*EXERCISE TASKS*.
a) Answer these questions using the excerpt on foreground detection and object tracking:
(i) Which model is proposed for measuring how color and intensity information is distributed in multi-modality images?
(ii) What are shape constraints combined with to determine the refined foreground maps?
(iii) In which section are the experimental results presented and discussed?
b) Resume the excerpt on foreground detection and object tracking, starting right after its final sentence.

*TEXT EXTRACT*.

------------------------------------------------------------

The main contributions in this paper can be highlighted in the following three aspects:

  • As color and intensity information plays important roles in the cognitive models of our human visual perception, an adaptive Gaussian mixture model is proposed to measure the distribution of such information in multi-modality images (color and thermal) before deriving the estimated background for foreground detection.

  • Based on the prior knowledge of the human objects to be detected, shape constraints are fused in combination with morphological filtering for determining the refined foreground maps.

  • Inspired by cognitive model of motion, motion consistency is applied in a constrained mean-shift scheme for the extraction of single persons from a group.

The rest of the paper is organized as follows: The “Overview of the Proposed System” illustrates the framework of the proposed method. The “Foreground Detection” describes the foreground detection approach. The “Object Tracking” elaborates the object tracking method. Experimental results are presented and discussed in the “Experimental Results.” Finally, some concluding remarks and future work are summarized in the “Conclusion.”

------------------------------------------------------------

*RECORDS SUPPLIED*.
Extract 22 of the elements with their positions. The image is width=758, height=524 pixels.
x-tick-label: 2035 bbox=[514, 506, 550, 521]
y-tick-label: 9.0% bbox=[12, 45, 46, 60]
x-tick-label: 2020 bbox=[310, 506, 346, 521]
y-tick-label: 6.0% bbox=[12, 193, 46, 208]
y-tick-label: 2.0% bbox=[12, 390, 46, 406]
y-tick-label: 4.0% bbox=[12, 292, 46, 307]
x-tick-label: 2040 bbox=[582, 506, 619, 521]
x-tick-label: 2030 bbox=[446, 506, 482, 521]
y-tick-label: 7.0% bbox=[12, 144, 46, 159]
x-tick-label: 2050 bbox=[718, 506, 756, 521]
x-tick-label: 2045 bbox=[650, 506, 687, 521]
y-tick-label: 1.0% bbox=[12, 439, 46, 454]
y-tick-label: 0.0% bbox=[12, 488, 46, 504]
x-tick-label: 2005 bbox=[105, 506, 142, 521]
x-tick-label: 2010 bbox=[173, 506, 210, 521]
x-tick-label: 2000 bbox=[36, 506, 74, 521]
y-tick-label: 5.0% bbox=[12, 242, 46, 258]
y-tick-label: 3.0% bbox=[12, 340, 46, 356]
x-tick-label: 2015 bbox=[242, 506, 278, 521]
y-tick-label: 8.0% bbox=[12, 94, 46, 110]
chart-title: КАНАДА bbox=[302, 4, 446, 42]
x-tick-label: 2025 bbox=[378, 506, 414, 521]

------------------------------------------------------------

*RESULTS*.
a)
(i) An adaptive Gaussian mixture model.
(ii) Morphological filtering.
(iii) The "Experimental Results" section.

b)
Overview of the Proposed System

In this paper, we proposed a two-stage background subtraction procedure based on human cognition knowledge on both visible and thermal images for fusion-based pedestrian detection, and four modules are included in Fig. 2. In the first stage, we predict the background model by computing the median value of randomly selected frames in the videos (module 1), and apply an adaptive threshold to detect binary foreground map along with knowledge-based morphological refinement (module 2). In the second stage, we use the results from module 1 as prior frames and employ learning-based adaptive Gaussian mixture model to estimate the background model and generate the binary foreground map (module 3). Then the initial and Gaussian-based foreground maps of both visible and thermal images will be refined by shape-constrained morphological filtering and further fused together to get the final foreground map (module 4). In the performance evaluation (module 5), the proposed background subtraction method is compared against a number of state-of-the-art methods on a widely used publicly available video sequences. Some widely used evaluation criteria such as precision, recall, and F measure are used for quantitative assessment. In addition, we also proposed constrained mean-shift tracking method to have a capability of scale change and identify the individual pedestrian template from a pedestrian group more efficiently (detailed in “Object Tracking”). Furthermore, the performance of object tracking is also evaluated by qualitative assessment. Detailed results are reported in the “Experimental Results.”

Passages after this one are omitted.